Within the records that follow, find every line containing the string "icon". Copy those lines.

(Data excerpts)
----------------

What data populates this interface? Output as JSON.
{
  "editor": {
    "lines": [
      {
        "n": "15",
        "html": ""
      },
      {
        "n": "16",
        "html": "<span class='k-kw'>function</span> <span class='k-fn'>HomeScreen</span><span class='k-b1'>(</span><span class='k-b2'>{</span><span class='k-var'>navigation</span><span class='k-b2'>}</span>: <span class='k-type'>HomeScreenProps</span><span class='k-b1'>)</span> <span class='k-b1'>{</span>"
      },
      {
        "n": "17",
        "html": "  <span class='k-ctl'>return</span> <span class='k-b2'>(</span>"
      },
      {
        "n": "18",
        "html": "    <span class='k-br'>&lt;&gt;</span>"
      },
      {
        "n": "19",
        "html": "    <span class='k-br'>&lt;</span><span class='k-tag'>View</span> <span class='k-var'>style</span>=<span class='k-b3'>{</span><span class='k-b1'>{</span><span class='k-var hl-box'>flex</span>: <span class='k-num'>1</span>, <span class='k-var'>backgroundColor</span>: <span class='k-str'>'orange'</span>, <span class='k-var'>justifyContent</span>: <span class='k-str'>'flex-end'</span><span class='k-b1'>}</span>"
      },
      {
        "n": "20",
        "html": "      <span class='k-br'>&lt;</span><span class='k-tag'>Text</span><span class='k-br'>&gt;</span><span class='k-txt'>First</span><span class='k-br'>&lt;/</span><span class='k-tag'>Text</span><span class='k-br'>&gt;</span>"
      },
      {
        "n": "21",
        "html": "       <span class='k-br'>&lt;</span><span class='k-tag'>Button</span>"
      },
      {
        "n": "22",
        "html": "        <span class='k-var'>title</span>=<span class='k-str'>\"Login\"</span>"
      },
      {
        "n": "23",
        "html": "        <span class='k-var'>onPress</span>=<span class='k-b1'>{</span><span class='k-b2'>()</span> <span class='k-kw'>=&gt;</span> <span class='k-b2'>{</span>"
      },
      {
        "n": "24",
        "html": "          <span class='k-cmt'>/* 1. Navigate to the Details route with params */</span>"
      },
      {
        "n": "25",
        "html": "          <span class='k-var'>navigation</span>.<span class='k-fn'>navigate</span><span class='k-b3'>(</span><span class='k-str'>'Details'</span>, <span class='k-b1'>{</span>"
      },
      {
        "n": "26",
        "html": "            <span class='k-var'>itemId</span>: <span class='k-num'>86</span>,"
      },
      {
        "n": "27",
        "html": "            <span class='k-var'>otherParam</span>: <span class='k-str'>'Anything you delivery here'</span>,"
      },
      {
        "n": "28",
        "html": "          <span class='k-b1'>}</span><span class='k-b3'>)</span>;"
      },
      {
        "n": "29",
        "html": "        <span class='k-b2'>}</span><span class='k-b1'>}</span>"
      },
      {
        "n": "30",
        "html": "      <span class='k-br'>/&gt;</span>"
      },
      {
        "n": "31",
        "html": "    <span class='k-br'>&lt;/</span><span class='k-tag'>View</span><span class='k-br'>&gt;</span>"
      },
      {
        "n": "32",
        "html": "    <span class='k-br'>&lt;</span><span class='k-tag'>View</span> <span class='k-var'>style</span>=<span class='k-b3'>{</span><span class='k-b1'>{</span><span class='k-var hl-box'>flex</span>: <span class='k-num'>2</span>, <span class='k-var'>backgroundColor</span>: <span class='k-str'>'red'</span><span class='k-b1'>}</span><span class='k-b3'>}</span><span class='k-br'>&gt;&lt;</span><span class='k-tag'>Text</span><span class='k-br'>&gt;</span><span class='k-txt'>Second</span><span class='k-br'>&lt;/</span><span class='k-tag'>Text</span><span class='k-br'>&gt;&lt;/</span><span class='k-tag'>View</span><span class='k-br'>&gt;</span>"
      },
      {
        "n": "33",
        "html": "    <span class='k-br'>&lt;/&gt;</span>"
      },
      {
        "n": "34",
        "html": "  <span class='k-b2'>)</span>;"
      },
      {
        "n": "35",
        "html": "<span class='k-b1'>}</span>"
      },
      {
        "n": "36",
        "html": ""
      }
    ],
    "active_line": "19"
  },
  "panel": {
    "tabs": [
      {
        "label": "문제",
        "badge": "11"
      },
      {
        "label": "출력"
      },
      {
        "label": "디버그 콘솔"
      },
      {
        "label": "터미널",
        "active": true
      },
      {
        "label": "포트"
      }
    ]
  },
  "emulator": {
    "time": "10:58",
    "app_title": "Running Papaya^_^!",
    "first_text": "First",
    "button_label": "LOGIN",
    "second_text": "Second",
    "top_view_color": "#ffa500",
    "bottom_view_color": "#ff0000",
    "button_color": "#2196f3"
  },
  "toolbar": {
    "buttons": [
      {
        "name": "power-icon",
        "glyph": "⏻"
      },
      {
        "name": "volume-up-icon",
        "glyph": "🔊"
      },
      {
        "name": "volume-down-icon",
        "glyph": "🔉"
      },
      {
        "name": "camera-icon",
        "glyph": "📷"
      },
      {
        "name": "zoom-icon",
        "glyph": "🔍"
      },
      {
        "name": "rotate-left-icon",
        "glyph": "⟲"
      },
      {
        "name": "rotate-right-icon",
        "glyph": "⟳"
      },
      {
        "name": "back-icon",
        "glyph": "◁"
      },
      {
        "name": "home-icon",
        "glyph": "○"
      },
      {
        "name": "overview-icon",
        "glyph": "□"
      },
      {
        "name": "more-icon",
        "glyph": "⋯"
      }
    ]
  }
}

----------------

# Task solution:
        "name": "power-icon",
        "name": "volume-up-icon",
        "name": "volume-down-icon",
        "name": "camera-icon",
        "name": "zoom-icon",
        "name": "rotate-left-icon",
        "name": "rotate-right-icon",
        "name": "back-icon",
        "name": "home-icon",
        "name": "overview-icon",
        "name": "more-icon",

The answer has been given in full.